== RECORDS PROVIDED ==
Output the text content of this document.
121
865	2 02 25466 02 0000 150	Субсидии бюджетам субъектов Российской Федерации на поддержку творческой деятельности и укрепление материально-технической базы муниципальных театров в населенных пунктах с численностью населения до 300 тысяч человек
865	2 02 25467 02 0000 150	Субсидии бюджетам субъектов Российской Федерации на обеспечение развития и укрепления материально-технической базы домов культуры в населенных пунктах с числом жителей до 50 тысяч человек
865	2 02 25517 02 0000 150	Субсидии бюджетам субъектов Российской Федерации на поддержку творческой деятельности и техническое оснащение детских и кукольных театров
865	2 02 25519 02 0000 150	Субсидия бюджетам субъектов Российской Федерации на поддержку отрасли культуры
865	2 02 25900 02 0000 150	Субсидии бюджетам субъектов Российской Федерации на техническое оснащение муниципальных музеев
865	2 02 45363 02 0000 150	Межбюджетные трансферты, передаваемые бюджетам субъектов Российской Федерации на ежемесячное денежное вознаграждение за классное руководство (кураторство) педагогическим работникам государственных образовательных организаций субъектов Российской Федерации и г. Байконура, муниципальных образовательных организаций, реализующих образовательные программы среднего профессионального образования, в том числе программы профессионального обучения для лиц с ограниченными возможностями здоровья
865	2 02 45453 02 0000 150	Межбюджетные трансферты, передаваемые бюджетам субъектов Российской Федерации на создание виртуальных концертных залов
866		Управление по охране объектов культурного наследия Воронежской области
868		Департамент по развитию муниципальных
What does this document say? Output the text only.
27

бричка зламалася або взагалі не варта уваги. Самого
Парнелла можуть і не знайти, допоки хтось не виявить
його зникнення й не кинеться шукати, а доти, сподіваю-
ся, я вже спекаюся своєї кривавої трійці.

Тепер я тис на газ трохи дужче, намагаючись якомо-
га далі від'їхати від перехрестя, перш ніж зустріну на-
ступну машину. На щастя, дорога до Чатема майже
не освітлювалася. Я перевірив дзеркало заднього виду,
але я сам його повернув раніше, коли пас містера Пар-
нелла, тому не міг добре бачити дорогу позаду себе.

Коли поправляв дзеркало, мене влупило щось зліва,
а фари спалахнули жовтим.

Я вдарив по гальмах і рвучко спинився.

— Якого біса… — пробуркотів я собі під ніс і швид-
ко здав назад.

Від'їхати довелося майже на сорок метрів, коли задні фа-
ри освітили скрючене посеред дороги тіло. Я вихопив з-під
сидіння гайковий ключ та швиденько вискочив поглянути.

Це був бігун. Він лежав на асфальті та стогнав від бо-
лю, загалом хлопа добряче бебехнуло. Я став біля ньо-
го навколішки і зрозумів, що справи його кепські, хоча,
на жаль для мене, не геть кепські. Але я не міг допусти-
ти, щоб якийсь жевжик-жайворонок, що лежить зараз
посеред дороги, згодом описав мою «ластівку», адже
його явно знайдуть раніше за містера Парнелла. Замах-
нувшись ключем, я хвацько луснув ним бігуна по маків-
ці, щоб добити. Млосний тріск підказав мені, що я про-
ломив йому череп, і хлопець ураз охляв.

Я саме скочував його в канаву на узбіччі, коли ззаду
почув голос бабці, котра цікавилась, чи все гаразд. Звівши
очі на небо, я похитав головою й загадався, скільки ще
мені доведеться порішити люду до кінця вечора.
===
### GOAL OF THE EXERCISE
Find every line that holds "майже" and copy it.

### THE OUTPUT
ступну машину. На щастя, дорога до Чатема майже
Від'їхати довелося майже на сорок метрів, коли задні фа-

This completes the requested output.